Pull out every line below containing the word "tabs".

**Source data**
————————

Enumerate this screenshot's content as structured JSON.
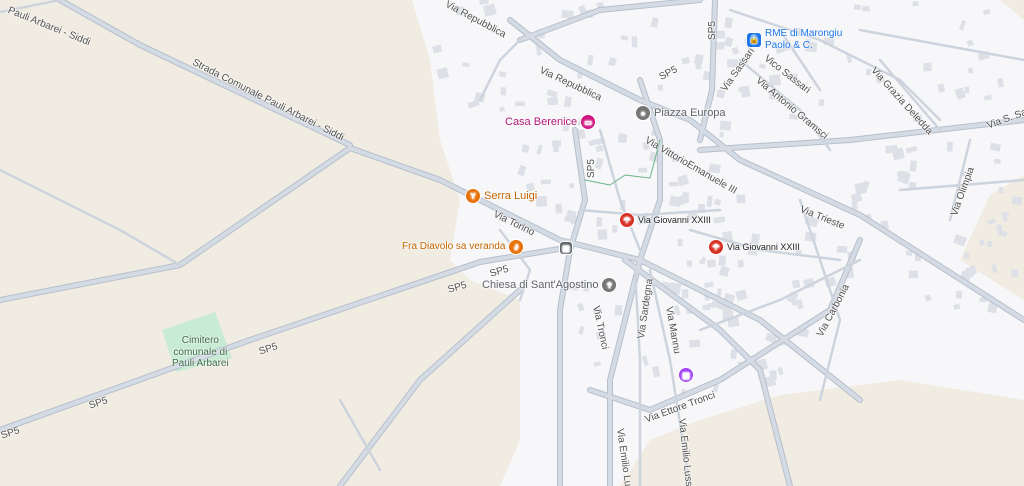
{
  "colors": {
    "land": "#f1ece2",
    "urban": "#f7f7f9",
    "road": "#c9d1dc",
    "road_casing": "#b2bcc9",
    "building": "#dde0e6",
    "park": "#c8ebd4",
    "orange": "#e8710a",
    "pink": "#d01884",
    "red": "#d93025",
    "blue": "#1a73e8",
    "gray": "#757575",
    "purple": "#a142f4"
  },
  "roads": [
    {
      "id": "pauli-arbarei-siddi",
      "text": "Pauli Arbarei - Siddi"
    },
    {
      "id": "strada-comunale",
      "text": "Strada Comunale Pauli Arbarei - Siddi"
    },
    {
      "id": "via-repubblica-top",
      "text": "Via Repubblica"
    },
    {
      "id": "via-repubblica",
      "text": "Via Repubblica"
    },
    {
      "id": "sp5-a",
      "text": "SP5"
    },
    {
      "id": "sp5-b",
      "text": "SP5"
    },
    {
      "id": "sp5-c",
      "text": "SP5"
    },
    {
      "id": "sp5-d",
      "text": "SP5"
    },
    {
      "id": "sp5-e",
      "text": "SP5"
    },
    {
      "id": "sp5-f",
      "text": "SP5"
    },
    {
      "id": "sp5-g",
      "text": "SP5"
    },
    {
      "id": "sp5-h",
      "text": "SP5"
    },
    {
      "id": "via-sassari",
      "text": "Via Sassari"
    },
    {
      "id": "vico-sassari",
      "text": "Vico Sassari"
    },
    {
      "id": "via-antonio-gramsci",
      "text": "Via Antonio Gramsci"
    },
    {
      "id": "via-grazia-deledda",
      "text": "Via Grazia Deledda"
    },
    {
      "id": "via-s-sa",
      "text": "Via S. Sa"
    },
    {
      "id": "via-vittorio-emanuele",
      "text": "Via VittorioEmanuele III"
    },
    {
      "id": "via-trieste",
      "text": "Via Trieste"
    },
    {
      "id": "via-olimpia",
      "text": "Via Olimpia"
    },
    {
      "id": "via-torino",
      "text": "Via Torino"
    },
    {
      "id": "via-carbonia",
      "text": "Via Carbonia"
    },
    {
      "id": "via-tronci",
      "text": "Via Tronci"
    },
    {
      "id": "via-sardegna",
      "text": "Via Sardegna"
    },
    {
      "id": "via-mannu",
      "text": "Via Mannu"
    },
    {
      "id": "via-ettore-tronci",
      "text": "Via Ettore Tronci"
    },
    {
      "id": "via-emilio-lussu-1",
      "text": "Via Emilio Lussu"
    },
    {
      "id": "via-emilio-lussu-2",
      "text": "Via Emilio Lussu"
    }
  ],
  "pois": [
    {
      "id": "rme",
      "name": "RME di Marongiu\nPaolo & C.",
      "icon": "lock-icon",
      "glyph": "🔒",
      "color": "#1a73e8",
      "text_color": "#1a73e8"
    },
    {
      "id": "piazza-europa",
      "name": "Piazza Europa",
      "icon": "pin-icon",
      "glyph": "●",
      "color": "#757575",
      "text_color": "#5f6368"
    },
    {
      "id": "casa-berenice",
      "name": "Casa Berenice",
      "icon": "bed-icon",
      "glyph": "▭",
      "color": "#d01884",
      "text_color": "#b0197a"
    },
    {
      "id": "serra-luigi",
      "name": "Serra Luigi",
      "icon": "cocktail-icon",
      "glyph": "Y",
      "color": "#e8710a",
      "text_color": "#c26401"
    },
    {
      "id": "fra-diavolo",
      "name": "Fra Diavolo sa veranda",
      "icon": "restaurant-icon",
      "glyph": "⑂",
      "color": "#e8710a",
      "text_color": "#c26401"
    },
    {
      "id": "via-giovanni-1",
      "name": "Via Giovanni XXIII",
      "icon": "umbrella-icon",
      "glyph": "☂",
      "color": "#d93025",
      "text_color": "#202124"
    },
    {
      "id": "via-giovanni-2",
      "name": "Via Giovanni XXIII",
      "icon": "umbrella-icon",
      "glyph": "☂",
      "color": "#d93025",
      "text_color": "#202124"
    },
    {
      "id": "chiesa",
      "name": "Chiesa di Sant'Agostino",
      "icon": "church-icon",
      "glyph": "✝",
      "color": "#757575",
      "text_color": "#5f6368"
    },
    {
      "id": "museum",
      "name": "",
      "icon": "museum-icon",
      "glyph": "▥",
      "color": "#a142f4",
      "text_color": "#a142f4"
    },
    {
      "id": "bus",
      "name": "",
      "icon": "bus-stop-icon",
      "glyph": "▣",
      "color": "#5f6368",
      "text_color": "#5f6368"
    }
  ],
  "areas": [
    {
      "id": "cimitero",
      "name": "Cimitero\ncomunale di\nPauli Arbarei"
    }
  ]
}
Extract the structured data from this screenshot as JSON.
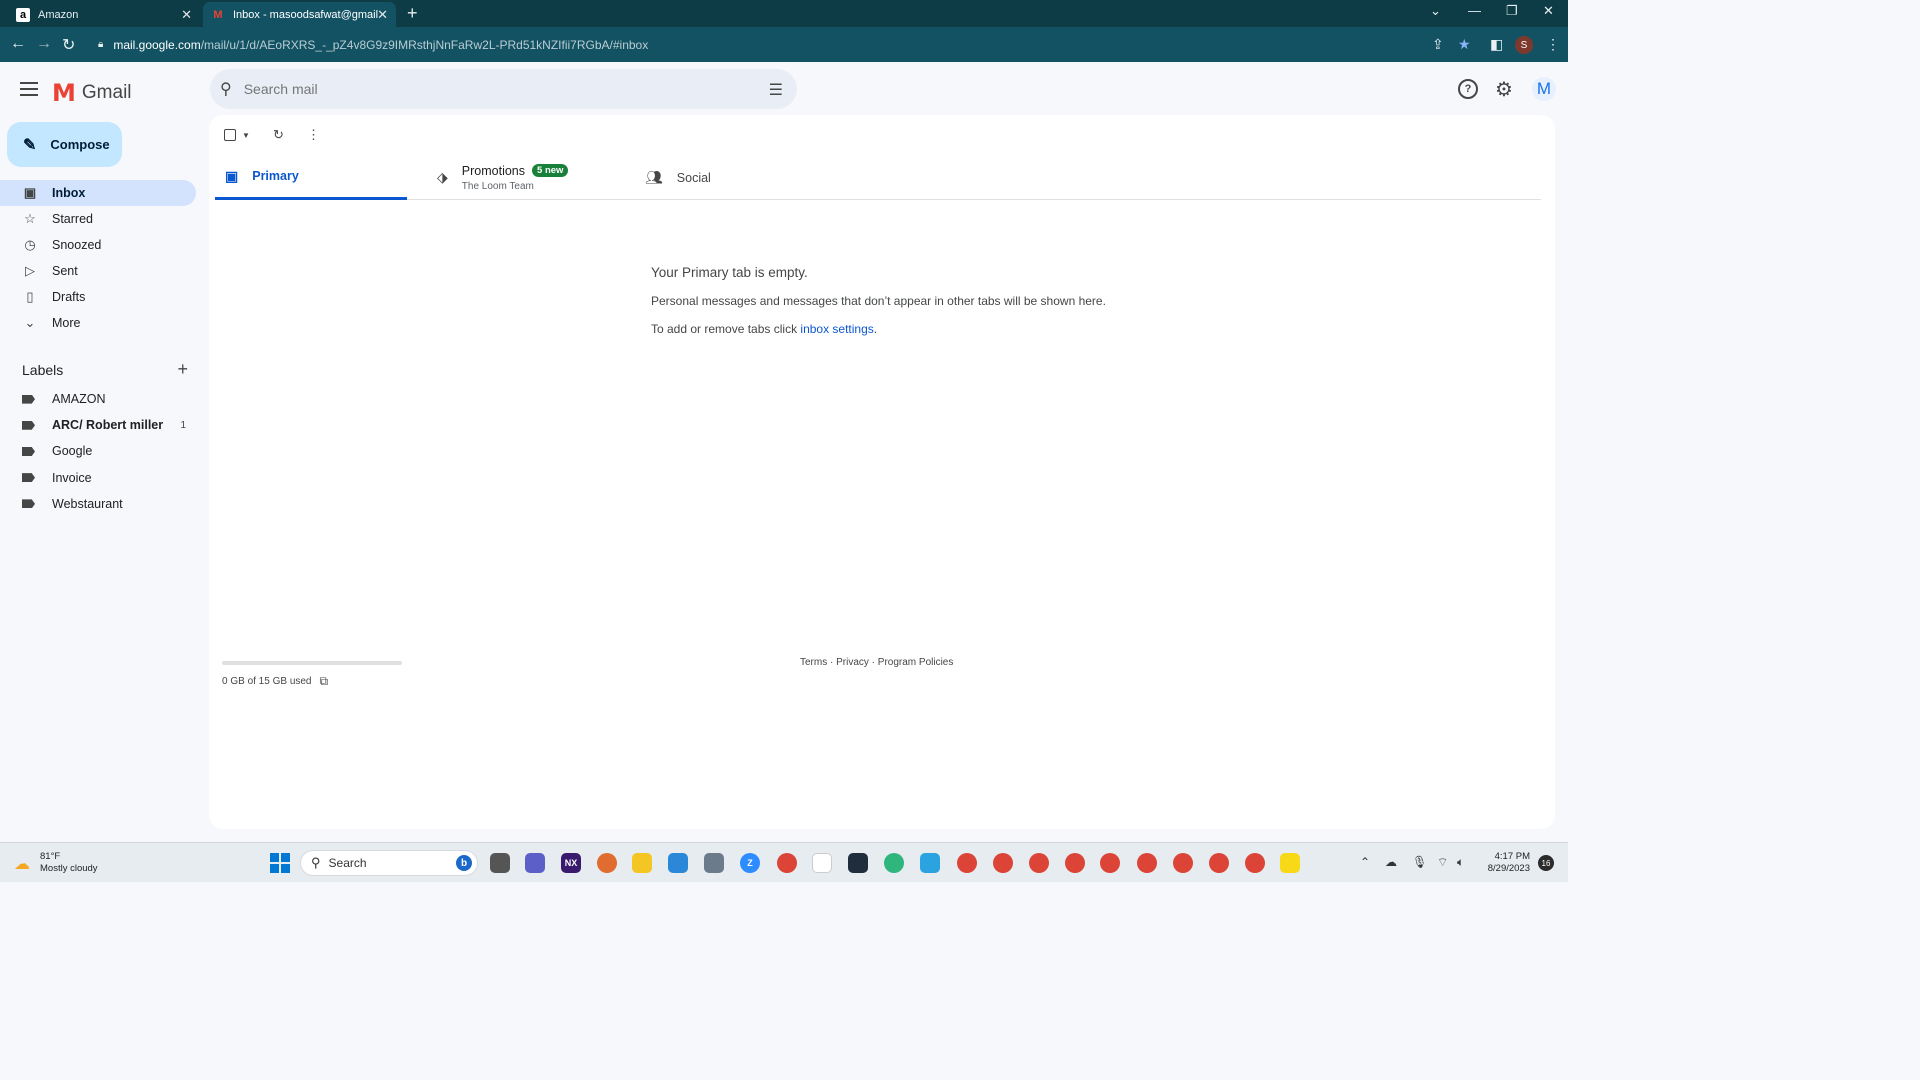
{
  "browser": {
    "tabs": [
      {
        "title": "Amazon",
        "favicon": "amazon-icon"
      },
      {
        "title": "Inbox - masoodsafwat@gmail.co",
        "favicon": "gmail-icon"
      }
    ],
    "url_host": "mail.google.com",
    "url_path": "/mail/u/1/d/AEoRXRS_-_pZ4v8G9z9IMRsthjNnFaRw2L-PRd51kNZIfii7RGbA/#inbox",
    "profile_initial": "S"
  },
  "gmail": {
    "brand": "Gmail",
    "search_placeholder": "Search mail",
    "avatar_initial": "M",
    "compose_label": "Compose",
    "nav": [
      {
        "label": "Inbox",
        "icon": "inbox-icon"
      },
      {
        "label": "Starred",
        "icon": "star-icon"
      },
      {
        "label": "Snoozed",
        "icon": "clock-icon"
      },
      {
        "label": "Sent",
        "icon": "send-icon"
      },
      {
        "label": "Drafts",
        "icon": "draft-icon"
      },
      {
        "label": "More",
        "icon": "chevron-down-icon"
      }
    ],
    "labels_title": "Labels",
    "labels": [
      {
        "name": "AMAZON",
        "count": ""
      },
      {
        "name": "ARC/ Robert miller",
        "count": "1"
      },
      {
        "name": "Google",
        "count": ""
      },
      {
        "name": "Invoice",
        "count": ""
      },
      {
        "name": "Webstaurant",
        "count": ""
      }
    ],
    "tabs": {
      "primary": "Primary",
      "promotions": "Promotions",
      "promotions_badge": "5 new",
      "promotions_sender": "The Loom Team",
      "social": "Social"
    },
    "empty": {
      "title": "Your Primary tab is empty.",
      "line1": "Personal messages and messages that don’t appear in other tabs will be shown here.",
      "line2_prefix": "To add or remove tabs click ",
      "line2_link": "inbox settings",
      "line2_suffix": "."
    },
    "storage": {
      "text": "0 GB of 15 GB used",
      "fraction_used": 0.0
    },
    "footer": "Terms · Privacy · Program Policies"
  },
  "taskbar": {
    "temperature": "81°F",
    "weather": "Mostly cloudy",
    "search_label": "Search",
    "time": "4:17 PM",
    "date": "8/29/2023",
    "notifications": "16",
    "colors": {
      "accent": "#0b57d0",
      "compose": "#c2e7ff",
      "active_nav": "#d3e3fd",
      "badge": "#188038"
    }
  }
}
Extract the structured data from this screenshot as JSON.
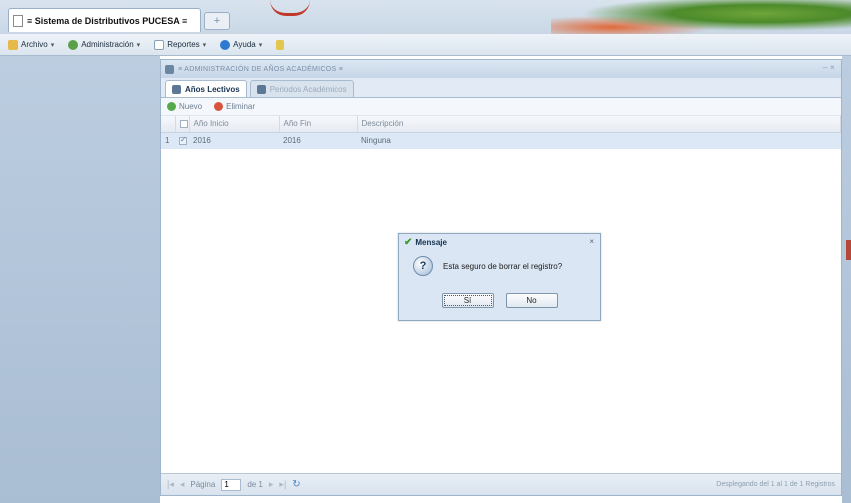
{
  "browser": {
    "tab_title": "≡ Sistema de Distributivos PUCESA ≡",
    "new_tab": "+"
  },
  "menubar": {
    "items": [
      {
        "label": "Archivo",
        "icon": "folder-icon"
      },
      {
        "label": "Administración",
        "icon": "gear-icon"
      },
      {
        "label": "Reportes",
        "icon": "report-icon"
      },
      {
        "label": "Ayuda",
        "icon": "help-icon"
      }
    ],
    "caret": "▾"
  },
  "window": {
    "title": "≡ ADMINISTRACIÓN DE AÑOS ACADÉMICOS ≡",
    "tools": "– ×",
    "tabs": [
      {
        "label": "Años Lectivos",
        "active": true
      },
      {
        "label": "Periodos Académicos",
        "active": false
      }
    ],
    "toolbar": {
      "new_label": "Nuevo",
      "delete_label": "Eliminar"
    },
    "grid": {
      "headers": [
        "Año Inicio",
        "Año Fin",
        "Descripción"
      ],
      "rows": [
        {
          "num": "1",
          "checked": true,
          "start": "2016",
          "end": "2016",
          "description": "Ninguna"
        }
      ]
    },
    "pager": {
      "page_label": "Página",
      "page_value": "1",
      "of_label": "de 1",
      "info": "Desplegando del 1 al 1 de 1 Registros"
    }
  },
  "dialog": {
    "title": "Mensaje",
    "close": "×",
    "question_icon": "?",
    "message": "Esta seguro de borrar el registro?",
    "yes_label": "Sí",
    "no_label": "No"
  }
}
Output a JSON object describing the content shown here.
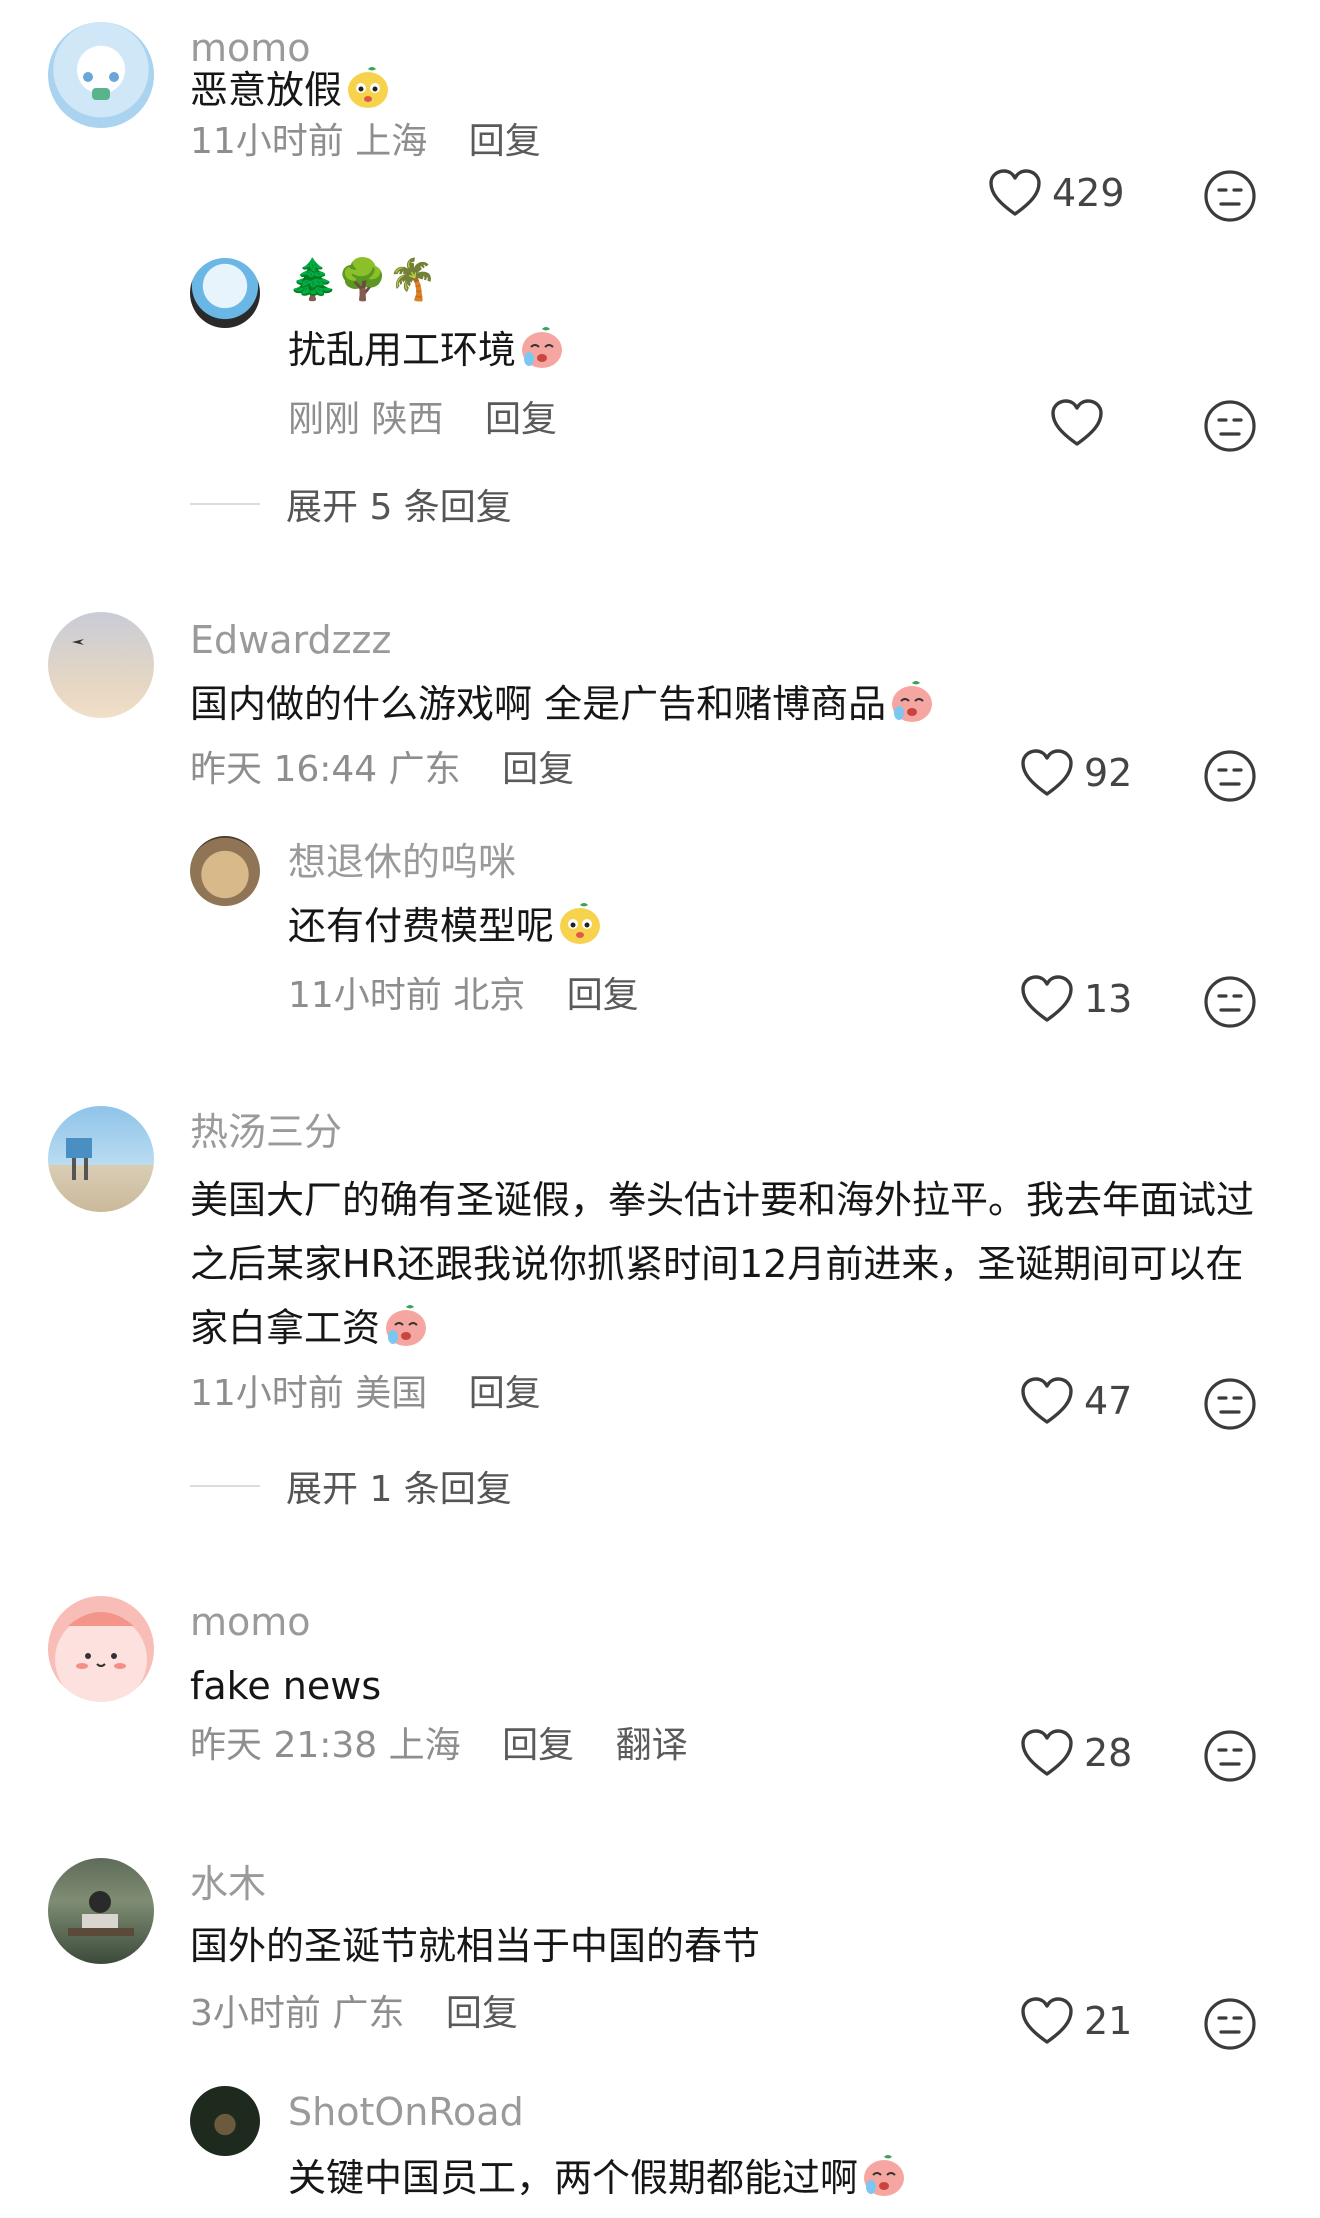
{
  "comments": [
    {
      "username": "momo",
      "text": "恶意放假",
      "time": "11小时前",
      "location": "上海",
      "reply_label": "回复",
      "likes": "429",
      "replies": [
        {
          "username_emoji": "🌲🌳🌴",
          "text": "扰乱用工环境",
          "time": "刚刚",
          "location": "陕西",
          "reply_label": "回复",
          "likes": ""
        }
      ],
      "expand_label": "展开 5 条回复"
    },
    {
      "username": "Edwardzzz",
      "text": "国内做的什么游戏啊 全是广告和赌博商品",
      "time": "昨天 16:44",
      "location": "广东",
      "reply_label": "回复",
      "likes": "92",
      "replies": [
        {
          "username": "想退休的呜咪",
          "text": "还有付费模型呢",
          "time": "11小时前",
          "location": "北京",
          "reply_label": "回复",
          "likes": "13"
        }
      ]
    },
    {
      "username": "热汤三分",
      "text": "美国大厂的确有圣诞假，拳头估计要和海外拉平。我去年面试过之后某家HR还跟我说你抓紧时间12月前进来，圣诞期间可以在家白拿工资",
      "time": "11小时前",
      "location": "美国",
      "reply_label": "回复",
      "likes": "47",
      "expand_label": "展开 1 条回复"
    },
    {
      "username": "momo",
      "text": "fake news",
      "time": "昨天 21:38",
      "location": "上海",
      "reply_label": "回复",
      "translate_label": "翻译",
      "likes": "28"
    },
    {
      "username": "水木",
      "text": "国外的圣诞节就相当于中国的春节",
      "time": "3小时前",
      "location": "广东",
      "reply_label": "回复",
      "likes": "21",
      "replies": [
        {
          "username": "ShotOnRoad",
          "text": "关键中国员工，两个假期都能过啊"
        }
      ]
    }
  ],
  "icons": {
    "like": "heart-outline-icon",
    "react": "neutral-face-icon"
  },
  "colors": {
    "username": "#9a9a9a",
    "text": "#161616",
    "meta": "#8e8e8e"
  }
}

————————

**Exercise answer**
    "tabs": [
    "tabs": {
      "line1": "Personal messages and messages that don’t appear in other tabs will be shown here.",
      "line2_prefix": "To add or remove tabs click ",
    "tabs": [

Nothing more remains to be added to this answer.